**Instruction:** The entries below are to be repeated exactly as they stand.

..........

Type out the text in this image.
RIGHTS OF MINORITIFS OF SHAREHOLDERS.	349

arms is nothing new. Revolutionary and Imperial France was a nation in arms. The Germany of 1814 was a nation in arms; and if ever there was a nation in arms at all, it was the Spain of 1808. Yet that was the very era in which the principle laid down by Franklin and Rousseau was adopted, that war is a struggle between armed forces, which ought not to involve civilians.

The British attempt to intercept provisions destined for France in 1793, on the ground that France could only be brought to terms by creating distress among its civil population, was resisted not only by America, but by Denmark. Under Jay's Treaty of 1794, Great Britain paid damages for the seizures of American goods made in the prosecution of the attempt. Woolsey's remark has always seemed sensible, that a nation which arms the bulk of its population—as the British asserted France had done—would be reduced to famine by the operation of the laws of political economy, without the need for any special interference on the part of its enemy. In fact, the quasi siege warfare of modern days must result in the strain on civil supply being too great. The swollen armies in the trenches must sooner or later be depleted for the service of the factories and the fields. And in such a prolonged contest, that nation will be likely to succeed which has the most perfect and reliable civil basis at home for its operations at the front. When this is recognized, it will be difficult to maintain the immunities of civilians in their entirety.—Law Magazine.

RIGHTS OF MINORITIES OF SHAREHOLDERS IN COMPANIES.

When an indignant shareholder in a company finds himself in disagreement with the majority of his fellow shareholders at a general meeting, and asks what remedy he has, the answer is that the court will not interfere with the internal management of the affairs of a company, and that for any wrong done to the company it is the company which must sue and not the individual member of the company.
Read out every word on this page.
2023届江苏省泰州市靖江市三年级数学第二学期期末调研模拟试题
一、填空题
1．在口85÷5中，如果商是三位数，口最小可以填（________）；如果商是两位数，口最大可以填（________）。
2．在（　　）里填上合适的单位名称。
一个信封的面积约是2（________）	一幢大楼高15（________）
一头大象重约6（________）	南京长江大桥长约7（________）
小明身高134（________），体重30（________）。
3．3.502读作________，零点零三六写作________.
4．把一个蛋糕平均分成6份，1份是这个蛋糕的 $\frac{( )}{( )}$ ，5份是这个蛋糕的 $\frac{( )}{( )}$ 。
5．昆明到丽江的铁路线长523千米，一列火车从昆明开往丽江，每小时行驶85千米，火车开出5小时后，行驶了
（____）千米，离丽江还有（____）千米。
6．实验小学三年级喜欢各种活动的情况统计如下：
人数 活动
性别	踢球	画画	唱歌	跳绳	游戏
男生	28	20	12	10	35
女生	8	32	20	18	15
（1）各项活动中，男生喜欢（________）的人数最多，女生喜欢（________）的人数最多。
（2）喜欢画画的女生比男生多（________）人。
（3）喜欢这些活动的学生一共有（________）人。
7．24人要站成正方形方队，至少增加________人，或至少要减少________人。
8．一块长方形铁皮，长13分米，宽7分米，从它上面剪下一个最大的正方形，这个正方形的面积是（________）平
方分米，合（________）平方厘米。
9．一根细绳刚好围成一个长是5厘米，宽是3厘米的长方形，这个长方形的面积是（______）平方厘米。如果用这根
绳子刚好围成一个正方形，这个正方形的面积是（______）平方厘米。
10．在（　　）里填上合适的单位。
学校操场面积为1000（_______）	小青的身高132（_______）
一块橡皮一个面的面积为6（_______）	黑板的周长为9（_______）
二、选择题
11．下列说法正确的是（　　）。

..........

**Solved exercise:**
Type out the text in this image.
RIGHTS OF MINORITIFS OF SHAREHOLDERS.	349

arms is nothing new. Revolutionary and Imperial France was a nation in arms. The Germany of 1814 was a nation in arms; and if ever there was a nation in arms at all, it was the Spain of 1808. Yet that was the very era in which the principle laid down by Franklin and Rousseau was adopted, that war is a struggle between armed forces, which ought not to involve civilians.

The British attempt to intercept provisions destined for France in 1793, on the ground that France could only be brought to terms by creating distress among its civil population, was resisted not only by America, but by Denmark. Under Jay's Treaty of 1794, Great Britain paid damages for the seizures of American goods made in the prosecution of the attempt. Woolsey's remark has always seemed sensible, that a nation which arms the bulk of its population—as the British asserted France had done—would be reduced to famine by the operation of the laws of political economy, without the need for any special interference on the part of its enemy. In fact, the quasi siege warfare of modern days must result in the strain on civil supply being too great. The swollen armies in the trenches must sooner or later be depleted for the service of the factories and the fields. And in such a prolonged contest, that nation will be likely to succeed which has the most perfect and reliable civil basis at home for its operations at the front. When this is recognized, it will be difficult to maintain the immunities of civilians in their entirety.—Law Magazine.

RIGHTS OF MINORITIES OF SHAREHOLDERS IN COMPANIES.

When an indignant shareholder in a company finds himself in disagreement with the majority of his fellow shareholders at a general meeting, and asks what remedy he has, the answer is that the court will not interfere with the internal management of the affairs of a company, and that for any wrong done to the company it is the company which must sue and not the individual member of the company.
Read out every word on this page.
2023届江苏省泰州市靖江市三年级数学第二学期期末调研模拟试题
一、填空题
1．在口85÷5中，如果商是三位数，口最小可以填（________）；如果商是两位数，口最大可以填（________）。
2．在（　　）里填上合适的单位名称。
一个信封的面积约是2（________）	一幢大楼高15（________）
一头大象重约6（________）	南京长江大桥长约7（________）
小明身高134（________），体重30（________）。
3．3.502读作________，零点零三六写作________.
4．把一个蛋糕平均分成6份，1份是这个蛋糕的 $\frac{( )}{( )}$ ，5份是这个蛋糕的 $\frac{( )}{( )}$ 。
5．昆明到丽江的铁路线长523千米，一列火车从昆明开往丽江，每小时行驶85千米，火车开出5小时后，行驶了
（____）千米，离丽江还有（____）千米。
6．实验小学三年级喜欢各种活动的情况统计如下：
人数 活动
性别	踢球	画画	唱歌	跳绳	游戏
男生	28	20	12	10	35
女生	8	32	20	18	15
（1）各项活动中，男生喜欢（________）的人数最多，女生喜欢（________）的人数最多。
（2）喜欢画画的女生比男生多（________）人。
（3）喜欢这些活动的学生一共有（________）人。
7．24人要站成正方形方队，至少增加________人，或至少要减少________人。
8．一块长方形铁皮，长13分米，宽7分米，从它上面剪下一个最大的正方形，这个正方形的面积是（________）平
方分米，合（________）平方厘米。
9．一根细绳刚好围成一个长是5厘米，宽是3厘米的长方形，这个长方形的面积是（______）平方厘米。如果用这根
绳子刚好围成一个正方形，这个正方形的面积是（______）平方厘米。
10．在（　　）里填上合适的单位。
学校操场面积为1000（_______）	小青的身高132（_______）
一块橡皮一个面的面积为6（_______）	黑板的周长为9（_______）
二、选择题
11．下列说法正确的是（　　）。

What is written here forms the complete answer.